--- Record excerpts ---
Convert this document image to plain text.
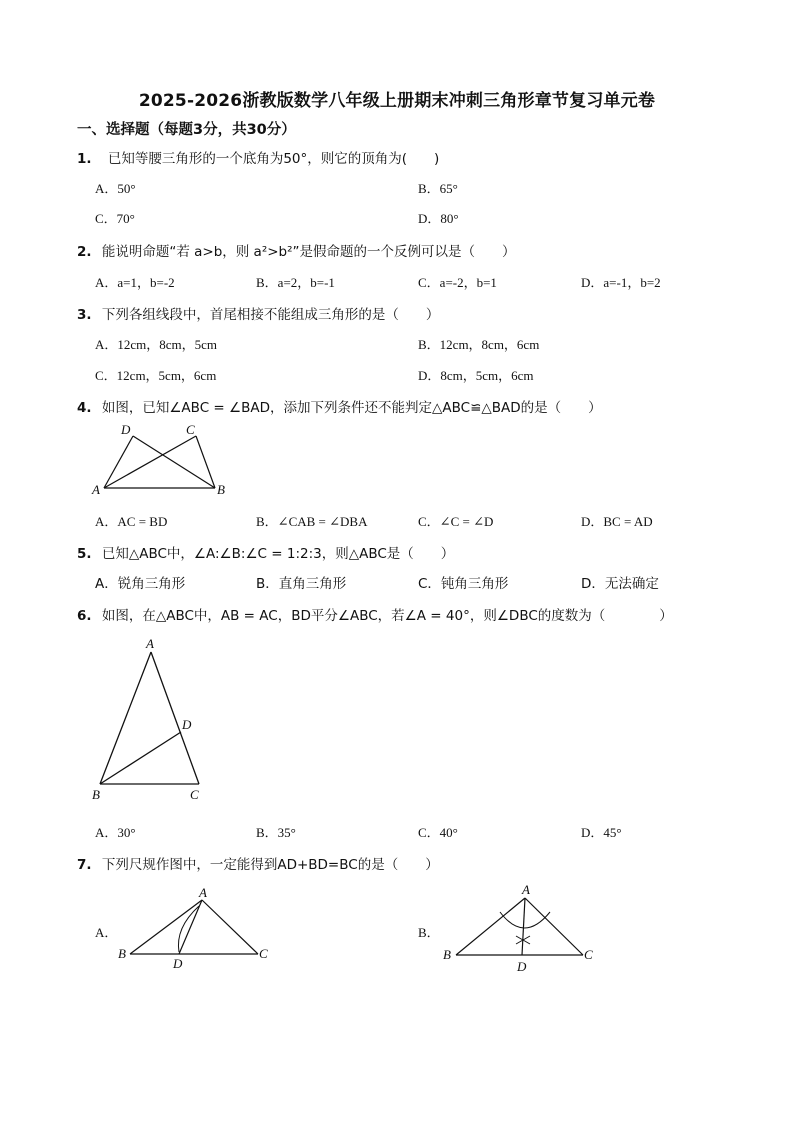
2025-2026浙教版数学八年级上册期末冲刺三角形章节复习单元卷
一、选择题（每题3分，共30分）
1. 已知等腰三角形的一个底角为50°，则它的顶角为(　　)
A．50°	B．65°
C．70°	D．80°
2. 能说明命题“若 a>b，则 a²>b²”是假命题的一个反例可以是（　　）
A．a=1，b=-2	B．a=2，b=-1	C．a=-2，b=1	D．a=-1，b=2
3. 下列各组线段中，首尾相接不能组成三角形的是（　　）
A．12cm，8cm，5cm	B．12cm，8cm，6cm
C．12cm，5cm，6cm	D．8cm，5cm，6cm
4. 如图，已知∠ABC = ∠BAD，添加下列条件还不能判定△ABC≌△BAD的是（　　）
D	C
A	B
A．AC = BD	B．∠CAB = ∠DBA	C．∠C = ∠D	D．BC = AD
5. 已知△ABC中，∠A:∠B:∠C = 1:2:3，则△ABC是（　　）
A．锐角三角形	B．直角三角形	C．钝角三角形	D．无法确定
6. 如图，在△ABC中，AB = AC，BD平分∠ABC，若∠A = 40°，则∠DBC的度数为（　　　　）
A
D
B	C
A．30°	B．35°	C．40°	D．45°
7. 下列尺规作图中，一定能得到AD+BD=BC的是（　　）
A．
A
B
D
C
B．
A
B
D
C
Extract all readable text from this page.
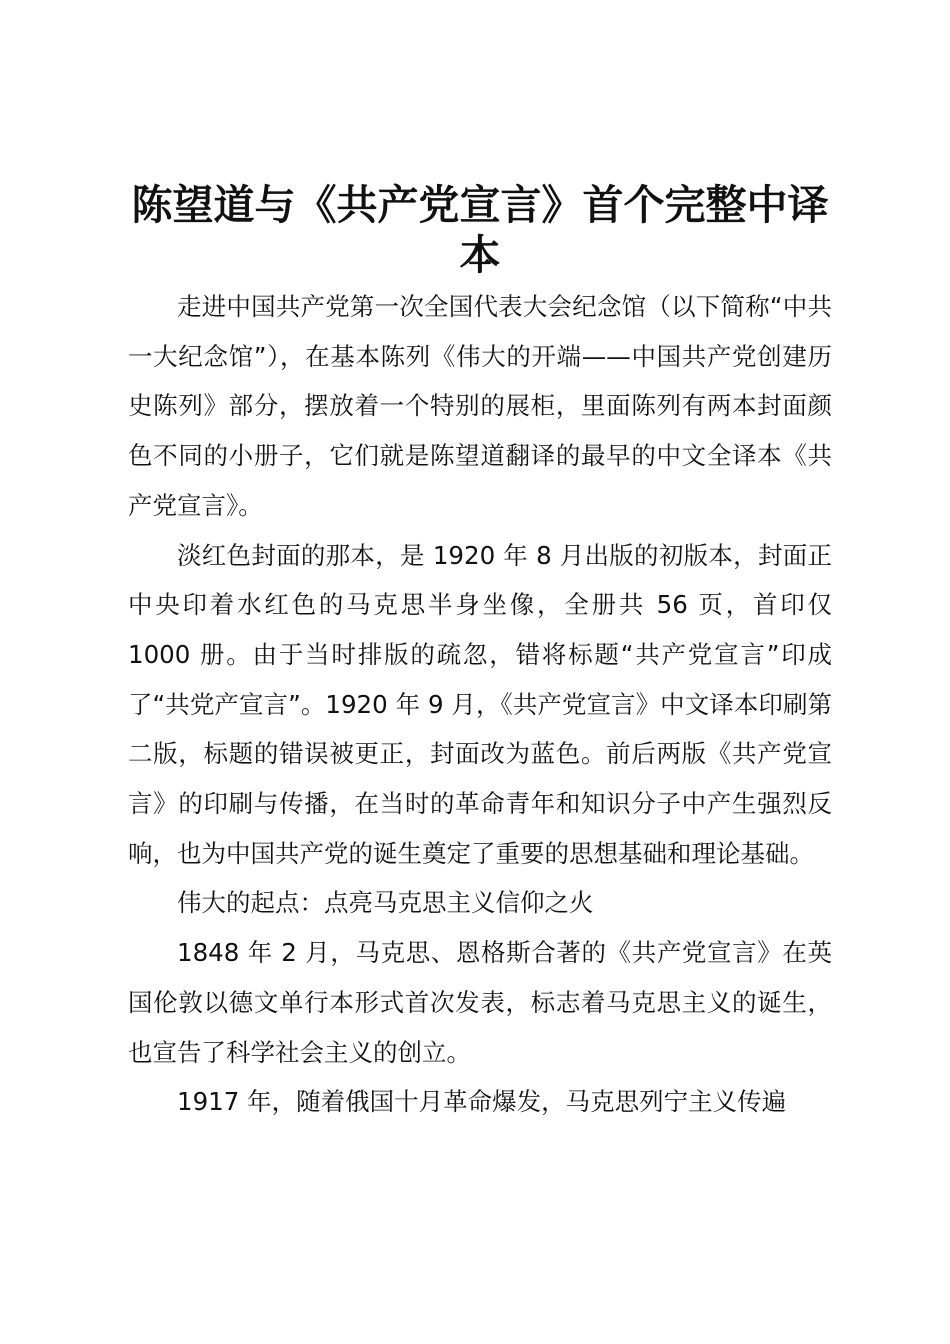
陈望道与《共产党宣言》首个完整中译本

走进中国共产党第一次全国代表大会纪念馆（以下简称“中共一大纪念馆”），在基本陈列《伟大的开端——中国共产党创建历史陈列》部分，摆放着一个特别的展柜，里面陈列有两本封面颜色不同的小册子，它们就是陈望道翻译的最早的中文全译本《共产党宣言》。

淡红色封面的那本，是 1920 年 8 月出版的初版本，封面正中央印着水红色的马克思半身坐像，全册共 56 页，首印仅 1000 册。由于当时排版的疏忽，错将标题“共产党宣言”印成了“共党产宣言”。1920 年 9 月，《共产党宣言》中文译本印刷第二版，标题的错误被更正，封面改为蓝色。前后两版《共产党宣言》的印刷与传播，在当时的革命青年和知识分子中产生强烈反响，也为中国共产党的诞生奠定了重要的思想基础和理论基础。

伟大的起点：点亮马克思主义信仰之火

1848 年 2 月，马克思、恩格斯合著的《共产党宣言》在英国伦敦以德文单行本形式首次发表，标志着马克思主义的诞生，也宣告了科学社会主义的创立。

1917 年，随着俄国十月革命爆发，马克思列宁主义传遍
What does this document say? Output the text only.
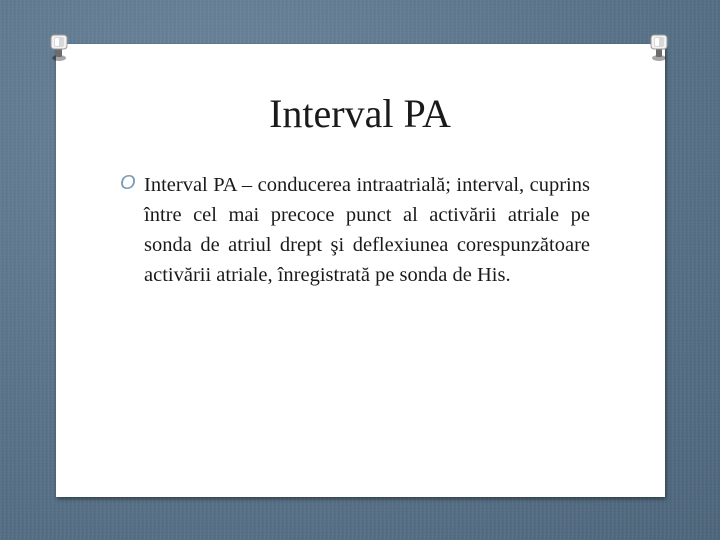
Interval PA
O Interval PA – conducerea intraatrială; interval, cuprins între cel mai precoce punct al activării atriale pe sonda de atriul drept şi deflexiunea corespunzătoare activării atriale, înregistrată pe sonda de His.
---
Using the records above, select and copy every line that has the word "document".

Convert this document image to plain text.
What does this document say? Output the text only.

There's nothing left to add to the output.